● WHAT THE TASK REQUIRES
Copy every record below exactly as written, but leave out the pictures.
# start of DATA FOR PROCESSING
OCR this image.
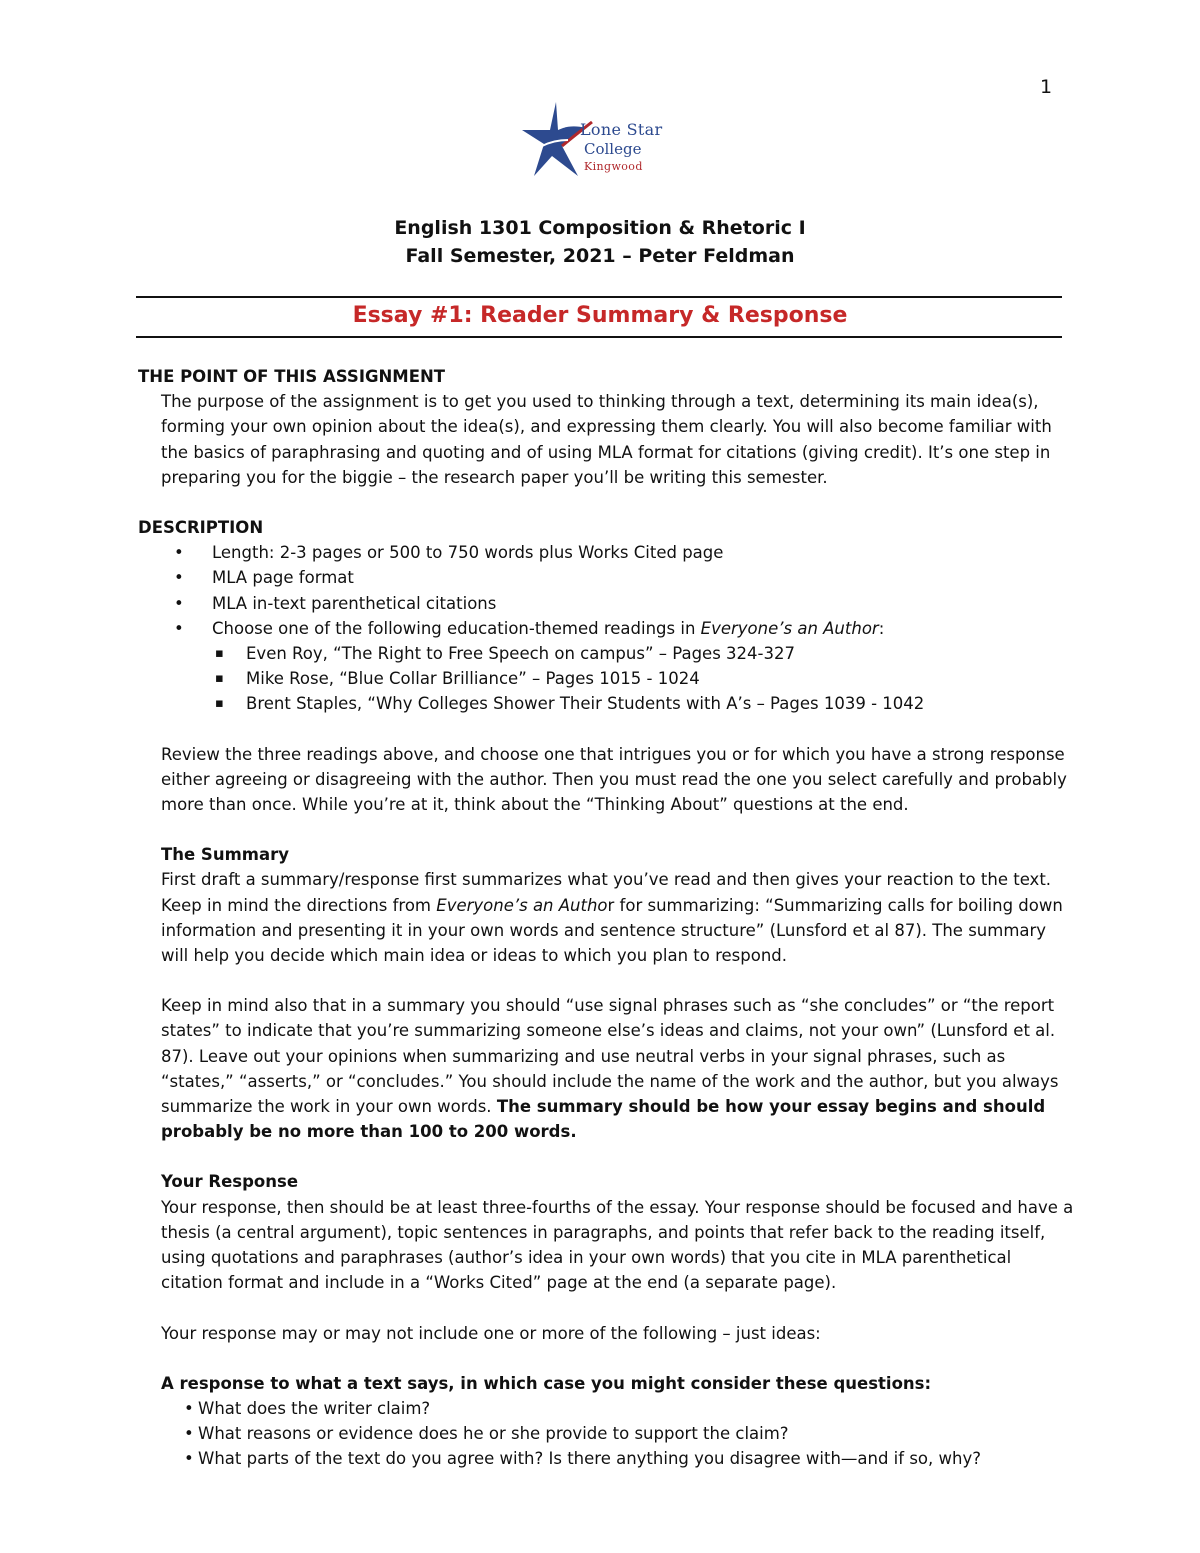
1
Lone Star
College
Kingwood
English 1301 Composition & Rhetoric I
Fall Semester, 2021 – Peter Feldman
Essay #1: Reader Summary & Response

THE POINT OF THIS ASSIGNMENT

The purpose of the assignment is to get you used to thinking through a text, determining its main idea(s), forming your own opinion about the idea(s), and expressing them clearly. You will also become familiar with the basics of paraphrasing and quoting and of using MLA format for citations (giving credit). It’s one step in preparing you for the biggie – the research paper you’ll be writing this semester.

DESCRIPTION

• Length: 2-3 pages or 500 to 750 words plus Works Cited page
• MLA page format
• MLA in-text parenthetical citations
• Choose one of the following education-themed readings in Everyone’s an Author:
▪ Even Roy, “The Right to Free Speech on campus” – Pages 324-327
▪ Mike Rose, “Blue Collar Brilliance” – Pages 1015 - 1024
▪ Brent Staples, “Why Colleges Shower Their Students with A’s – Pages 1039 - 1042

Review the three readings above, and choose one that intrigues you or for which you have a strong response either agreeing or disagreeing with the author. Then you must read the one you select carefully and probably more than once. While you’re at it, think about the “Thinking About” questions at the end.

The Summary

First draft a summary/response first summarizes what you’ve read and then gives your reaction to the text. Keep in mind the directions from Everyone’s an Author for summarizing: “Summarizing calls for boiling down information and presenting it in your own words and sentence structure” (Lunsford et al 87). The summary will help you decide which main idea or ideas to which you plan to respond.

Keep in mind also that in a summary you should “use signal phrases such as “she concludes” or “the report states” to indicate that you’re summarizing someone else’s ideas and claims, not your own” (Lunsford et al. 87). Leave out your opinions when summarizing and use neutral verbs in your signal phrases, such as “states,” “asserts,” or “concludes.” You should include the name of the work and the author, but you always summarize the work in your own words. The summary should be how your essay begins and should probably be no more than 100 to 200 words.

Your Response

Your response, then should be at least three-fourths of the essay. Your response should be focused and have a thesis (a central argument), topic sentences in paragraphs, and points that refer back to the reading itself, using quotations and paraphrases (author’s idea in your own words) that you cite in MLA parenthetical citation format and include in a “Works Cited” page at the end (a separate page).

Your response may or may not include one or more of the following – just ideas:

A response to what a text says, in which case you might consider these questions:

• What does the writer claim?
• What reasons or evidence does he or she provide to support the claim?
• What parts of the text do you agree with? Is there anything you disagree with—and if so, why?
# end of DATA FOR PROCESSING
● EXERCISE ANSWER
OCR this image.
1
Lone Star
College
Kingwood
English 1301 Composition & Rhetoric I
Fall Semester, 2021 – Peter Feldman
Essay #1: Reader Summary & Response

THE POINT OF THIS ASSIGNMENT

The purpose of the assignment is to get you used to thinking through a text, determining its main idea(s), forming your own opinion about the idea(s), and expressing them clearly. You will also become familiar with the basics of paraphrasing and quoting and of using MLA format for citations (giving credit). It’s one step in preparing you for the biggie – the research paper you’ll be writing this semester.

DESCRIPTION

• Length: 2-3 pages or 500 to 750 words plus Works Cited page
• MLA page format
• MLA in-text parenthetical citations
• Choose one of the following education-themed readings in Everyone’s an Author:
▪ Even Roy, “The Right to Free Speech on campus” – Pages 324-327
▪ Mike Rose, “Blue Collar Brilliance” – Pages 1015 - 1024
▪ Brent Staples, “Why Colleges Shower Their Students with A’s – Pages 1039 - 1042

Review the three readings above, and choose one that intrigues you or for which you have a strong response either agreeing or disagreeing with the author. Then you must read the one you select carefully and probably more than once. While you’re at it, think about the “Thinking About” questions at the end.

The Summary

First draft a summary/response first summarizes what you’ve read and then gives your reaction to the text. Keep in mind the directions from Everyone’s an Author for summarizing: “Summarizing calls for boiling down information and presenting it in your own words and sentence structure” (Lunsford et al 87). The summary will help you decide which main idea or ideas to which you plan to respond.

Keep in mind also that in a summary you should “use signal phrases such as “she concludes” or “the report states” to indicate that you’re summarizing someone else’s ideas and claims, not your own” (Lunsford et al. 87). Leave out your opinions when summarizing and use neutral verbs in your signal phrases, such as “states,” “asserts,” or “concludes.” You should include the name of the work and the author, but you always summarize the work in your own words. The summary should be how your essay begins and should probably be no more than 100 to 200 words.

Your Response

Your response, then should be at least three-fourths of the essay. Your response should be focused and have a thesis (a central argument), topic sentences in paragraphs, and points that refer back to the reading itself, using quotations and paraphrases (author’s idea in your own words) that you cite in MLA parenthetical citation format and include in a “Works Cited” page at the end (a separate page).

Your response may or may not include one or more of the following – just ideas:

A response to what a text says, in which case you might consider these questions:

• What does the writer claim?
• What reasons or evidence does he or she provide to support the claim?
• What parts of the text do you agree with? Is there anything you disagree with—and if so, why?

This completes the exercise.